▶ [Stated task] Sort through the entries below and pull out lines containing the word "style".

▶ [Data for this task]
──────────

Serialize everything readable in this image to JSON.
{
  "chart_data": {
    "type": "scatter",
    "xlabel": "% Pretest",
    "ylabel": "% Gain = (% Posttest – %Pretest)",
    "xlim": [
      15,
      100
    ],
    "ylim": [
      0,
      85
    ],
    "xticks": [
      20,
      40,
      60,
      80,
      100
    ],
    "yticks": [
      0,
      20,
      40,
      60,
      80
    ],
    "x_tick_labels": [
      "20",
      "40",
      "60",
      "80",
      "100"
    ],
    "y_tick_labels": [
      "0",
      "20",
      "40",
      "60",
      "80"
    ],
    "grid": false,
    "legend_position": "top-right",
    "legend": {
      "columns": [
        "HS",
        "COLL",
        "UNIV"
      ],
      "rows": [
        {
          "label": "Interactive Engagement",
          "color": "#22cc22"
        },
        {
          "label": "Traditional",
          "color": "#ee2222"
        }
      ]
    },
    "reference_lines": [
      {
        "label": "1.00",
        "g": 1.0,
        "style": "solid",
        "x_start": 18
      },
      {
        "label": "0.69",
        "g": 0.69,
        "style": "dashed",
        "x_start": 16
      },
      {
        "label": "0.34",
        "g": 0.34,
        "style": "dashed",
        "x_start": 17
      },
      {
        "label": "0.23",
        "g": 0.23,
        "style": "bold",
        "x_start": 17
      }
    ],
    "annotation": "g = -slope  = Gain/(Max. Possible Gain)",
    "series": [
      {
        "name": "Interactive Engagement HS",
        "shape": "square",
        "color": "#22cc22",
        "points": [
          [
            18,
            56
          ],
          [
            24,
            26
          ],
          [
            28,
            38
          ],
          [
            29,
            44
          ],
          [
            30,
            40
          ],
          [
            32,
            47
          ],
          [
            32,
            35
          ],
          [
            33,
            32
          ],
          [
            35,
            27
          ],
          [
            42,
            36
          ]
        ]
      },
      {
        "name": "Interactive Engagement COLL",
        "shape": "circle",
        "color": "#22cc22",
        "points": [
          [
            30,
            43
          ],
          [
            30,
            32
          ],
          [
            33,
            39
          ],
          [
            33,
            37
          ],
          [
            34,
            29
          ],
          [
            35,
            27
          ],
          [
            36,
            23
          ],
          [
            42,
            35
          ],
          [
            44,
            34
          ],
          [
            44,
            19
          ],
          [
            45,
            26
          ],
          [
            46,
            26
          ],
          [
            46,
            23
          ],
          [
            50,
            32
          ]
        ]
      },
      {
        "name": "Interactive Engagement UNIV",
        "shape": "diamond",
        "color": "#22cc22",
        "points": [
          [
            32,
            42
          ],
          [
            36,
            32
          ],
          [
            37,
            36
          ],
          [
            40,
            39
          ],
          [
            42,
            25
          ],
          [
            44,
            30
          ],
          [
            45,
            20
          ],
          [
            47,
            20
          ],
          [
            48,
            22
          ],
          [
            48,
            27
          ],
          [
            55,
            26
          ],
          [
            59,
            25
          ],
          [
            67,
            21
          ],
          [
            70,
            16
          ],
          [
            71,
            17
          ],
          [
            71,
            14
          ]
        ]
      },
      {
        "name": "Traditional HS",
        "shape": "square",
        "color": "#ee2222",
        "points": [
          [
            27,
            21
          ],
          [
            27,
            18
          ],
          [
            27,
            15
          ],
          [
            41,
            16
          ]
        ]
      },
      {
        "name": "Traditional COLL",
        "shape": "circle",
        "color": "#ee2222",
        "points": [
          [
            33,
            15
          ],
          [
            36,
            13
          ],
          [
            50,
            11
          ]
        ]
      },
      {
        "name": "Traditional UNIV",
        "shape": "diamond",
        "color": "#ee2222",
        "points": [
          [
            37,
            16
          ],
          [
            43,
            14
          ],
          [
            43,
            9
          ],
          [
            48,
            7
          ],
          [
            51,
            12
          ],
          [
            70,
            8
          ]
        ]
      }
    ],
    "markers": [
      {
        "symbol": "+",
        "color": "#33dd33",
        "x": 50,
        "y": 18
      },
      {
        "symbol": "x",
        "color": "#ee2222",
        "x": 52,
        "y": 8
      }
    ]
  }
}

──────────

▶ [In response]
        "style": "solid",
        "style": "dashed",
        "style": "dashed",
        "style": "bold",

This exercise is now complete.